>>>>>
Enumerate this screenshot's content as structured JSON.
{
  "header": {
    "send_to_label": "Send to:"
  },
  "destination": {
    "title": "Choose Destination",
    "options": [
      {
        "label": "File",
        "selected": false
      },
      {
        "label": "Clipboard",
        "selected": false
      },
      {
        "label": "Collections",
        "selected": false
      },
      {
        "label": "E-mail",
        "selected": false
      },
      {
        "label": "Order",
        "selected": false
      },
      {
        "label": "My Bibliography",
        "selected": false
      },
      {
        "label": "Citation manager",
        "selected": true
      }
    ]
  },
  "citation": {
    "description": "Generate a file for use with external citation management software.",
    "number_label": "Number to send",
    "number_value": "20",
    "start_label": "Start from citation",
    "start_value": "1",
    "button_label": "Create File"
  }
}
<<<<<
▸ **EXERCISE OBJECTIVE**
Retype the listing. Match it exactly.

▸ **ANSWER FOR THE TASK**
Enumerate this screenshot's content as structured JSON.
{
  "header": {
    "send_to_label": "Send to:"
  },
  "destination": {
    "title": "Choose Destination",
    "options": [
      {
        "label": "File",
        "selected": false
      },
      {
        "label": "Clipboard",
        "selected": false
      },
      {
        "label": "Collections",
        "selected": false
      },
      {
        "label": "E-mail",
        "selected": false
      },
      {
        "label": "Order",
        "selected": false
      },
      {
        "label": "My Bibliography",
        "selected": false
      },
      {
        "label": "Citation manager",
        "selected": true
      }
    ]
  },
  "citation": {
    "description": "Generate a file for use with external citation management software.",
    "number_label": "Number to send",
    "number_value": "20",
    "start_label": "Start from citation",
    "start_value": "1",
    "button_label": "Create File"
  }
}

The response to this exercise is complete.